■ TASK PROMPT: Scan the data below for the string "text". Show every line where it turns up.

::::::

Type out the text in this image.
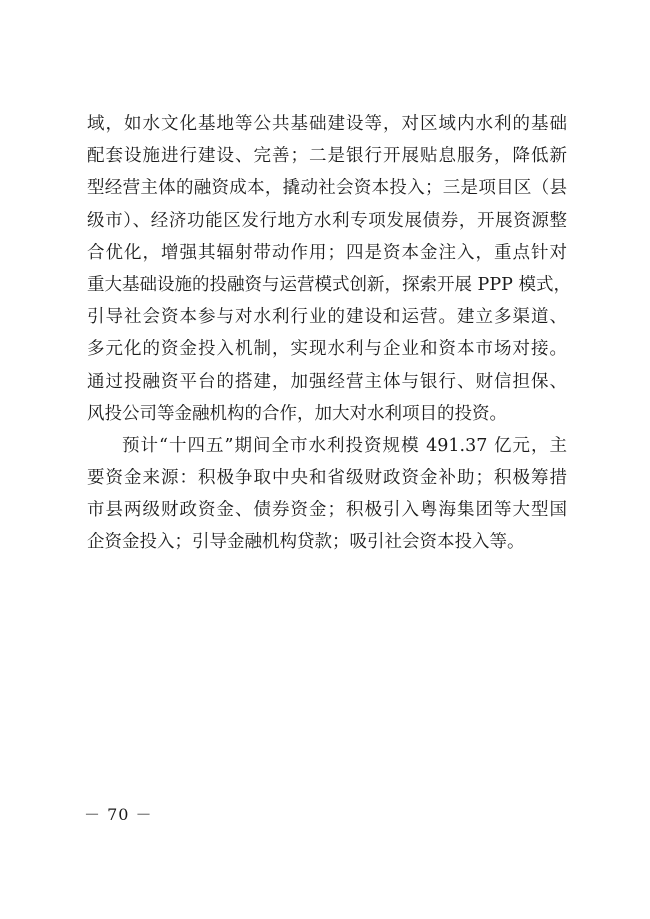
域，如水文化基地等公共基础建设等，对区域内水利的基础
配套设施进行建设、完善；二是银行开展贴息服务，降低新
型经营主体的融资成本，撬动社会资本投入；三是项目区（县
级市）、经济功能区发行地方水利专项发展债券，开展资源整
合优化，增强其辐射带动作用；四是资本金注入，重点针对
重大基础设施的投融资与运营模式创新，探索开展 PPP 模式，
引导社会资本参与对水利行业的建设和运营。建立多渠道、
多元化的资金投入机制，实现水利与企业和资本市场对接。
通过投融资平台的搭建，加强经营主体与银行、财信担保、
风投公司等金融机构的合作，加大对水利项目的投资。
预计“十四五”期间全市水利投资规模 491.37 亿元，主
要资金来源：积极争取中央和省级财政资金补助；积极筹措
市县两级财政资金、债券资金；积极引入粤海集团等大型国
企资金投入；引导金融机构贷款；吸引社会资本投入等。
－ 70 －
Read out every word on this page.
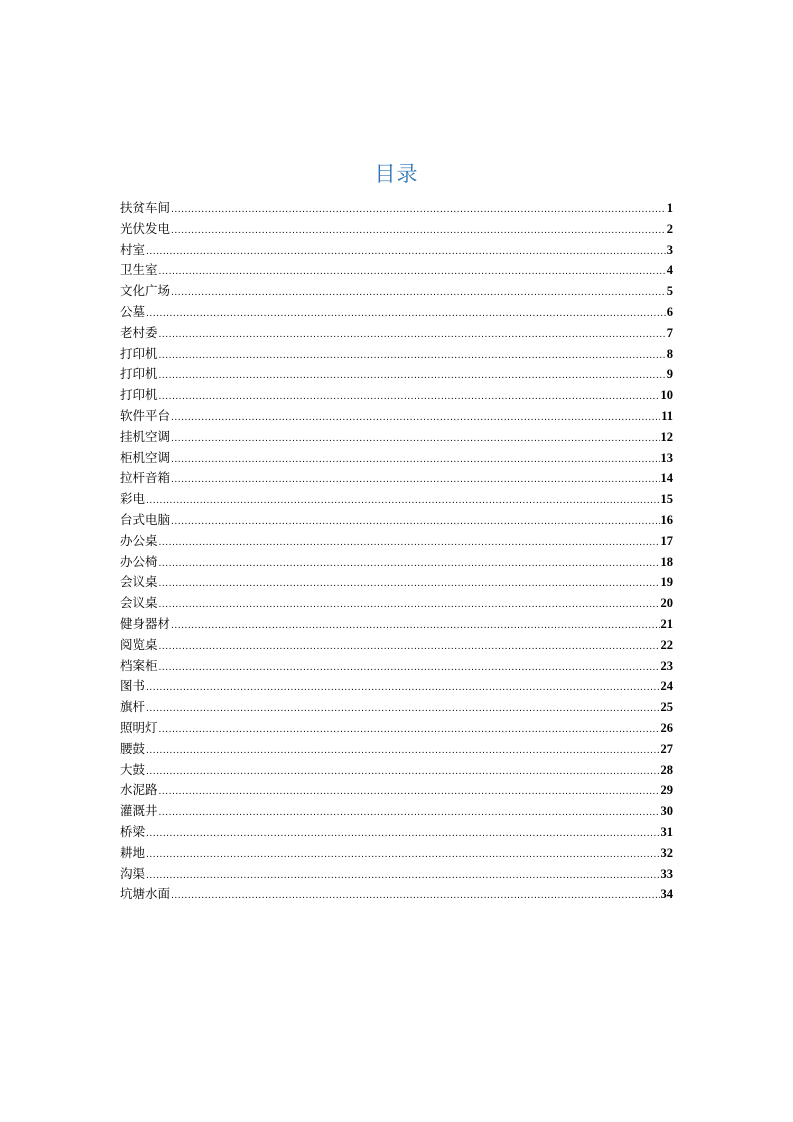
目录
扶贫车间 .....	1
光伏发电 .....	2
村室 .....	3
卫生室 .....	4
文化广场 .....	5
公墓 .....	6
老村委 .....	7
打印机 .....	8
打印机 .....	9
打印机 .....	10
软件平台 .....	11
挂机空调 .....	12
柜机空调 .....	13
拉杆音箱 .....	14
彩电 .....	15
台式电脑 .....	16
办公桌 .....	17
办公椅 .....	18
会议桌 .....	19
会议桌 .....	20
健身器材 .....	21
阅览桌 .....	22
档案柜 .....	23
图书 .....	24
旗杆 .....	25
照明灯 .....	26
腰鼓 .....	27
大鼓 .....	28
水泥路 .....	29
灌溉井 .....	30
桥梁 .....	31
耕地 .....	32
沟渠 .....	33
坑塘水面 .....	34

::::::

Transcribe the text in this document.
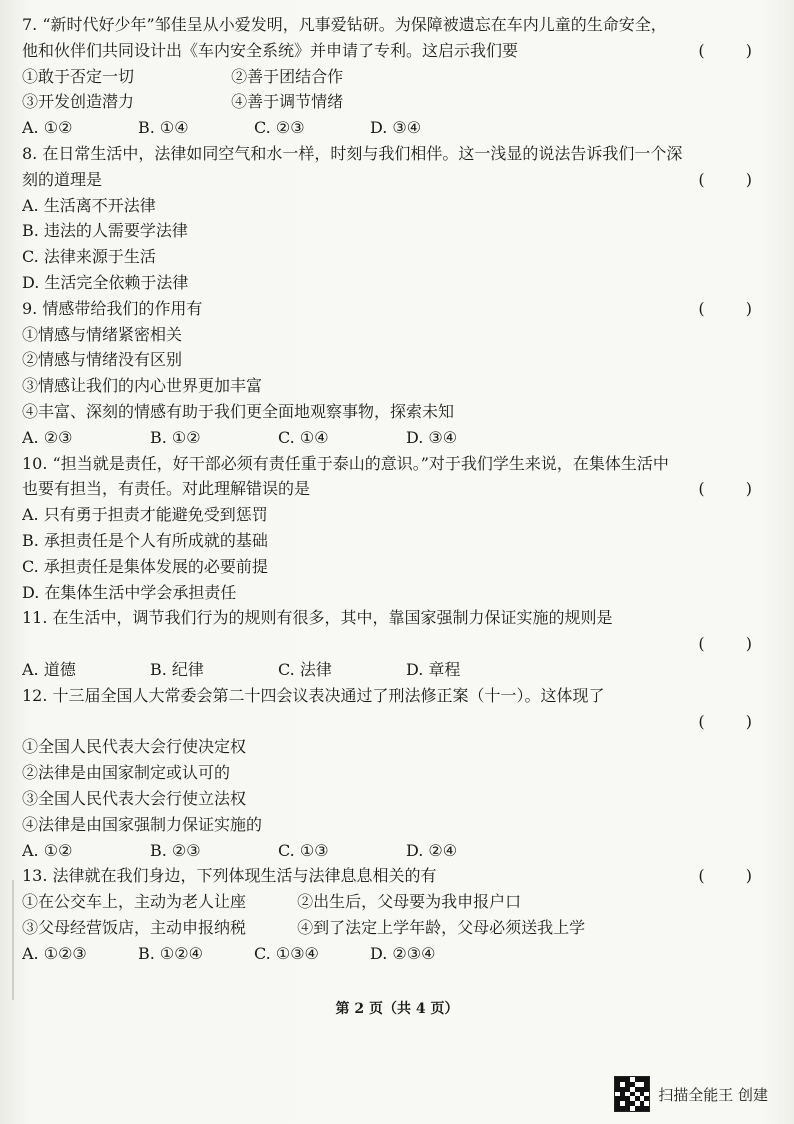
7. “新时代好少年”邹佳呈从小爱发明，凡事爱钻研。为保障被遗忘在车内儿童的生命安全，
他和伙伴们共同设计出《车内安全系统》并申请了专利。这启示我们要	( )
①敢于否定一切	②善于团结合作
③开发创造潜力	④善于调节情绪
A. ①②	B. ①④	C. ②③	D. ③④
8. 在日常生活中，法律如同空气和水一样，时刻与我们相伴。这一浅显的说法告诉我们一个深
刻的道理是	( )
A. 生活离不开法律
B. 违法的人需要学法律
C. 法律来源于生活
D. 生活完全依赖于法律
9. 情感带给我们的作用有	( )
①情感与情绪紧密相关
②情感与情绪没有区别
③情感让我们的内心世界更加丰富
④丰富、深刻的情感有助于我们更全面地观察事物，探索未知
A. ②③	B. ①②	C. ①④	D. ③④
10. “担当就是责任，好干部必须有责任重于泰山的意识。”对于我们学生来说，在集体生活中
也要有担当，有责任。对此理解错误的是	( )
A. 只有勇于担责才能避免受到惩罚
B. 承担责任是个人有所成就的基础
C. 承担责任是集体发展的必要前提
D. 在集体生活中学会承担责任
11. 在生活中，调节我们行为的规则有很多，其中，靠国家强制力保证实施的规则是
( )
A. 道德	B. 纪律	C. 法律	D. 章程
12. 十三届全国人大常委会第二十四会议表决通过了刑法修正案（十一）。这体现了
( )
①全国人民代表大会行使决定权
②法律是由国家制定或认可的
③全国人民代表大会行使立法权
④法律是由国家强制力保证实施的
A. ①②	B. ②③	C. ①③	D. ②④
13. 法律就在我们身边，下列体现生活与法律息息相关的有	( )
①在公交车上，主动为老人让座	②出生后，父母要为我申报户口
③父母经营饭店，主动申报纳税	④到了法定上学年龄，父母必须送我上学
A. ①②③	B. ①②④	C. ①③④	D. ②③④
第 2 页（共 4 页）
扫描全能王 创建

::::::

■ TASK RESPONSE:
Type out the text in this image.
Transcribe the text in this document.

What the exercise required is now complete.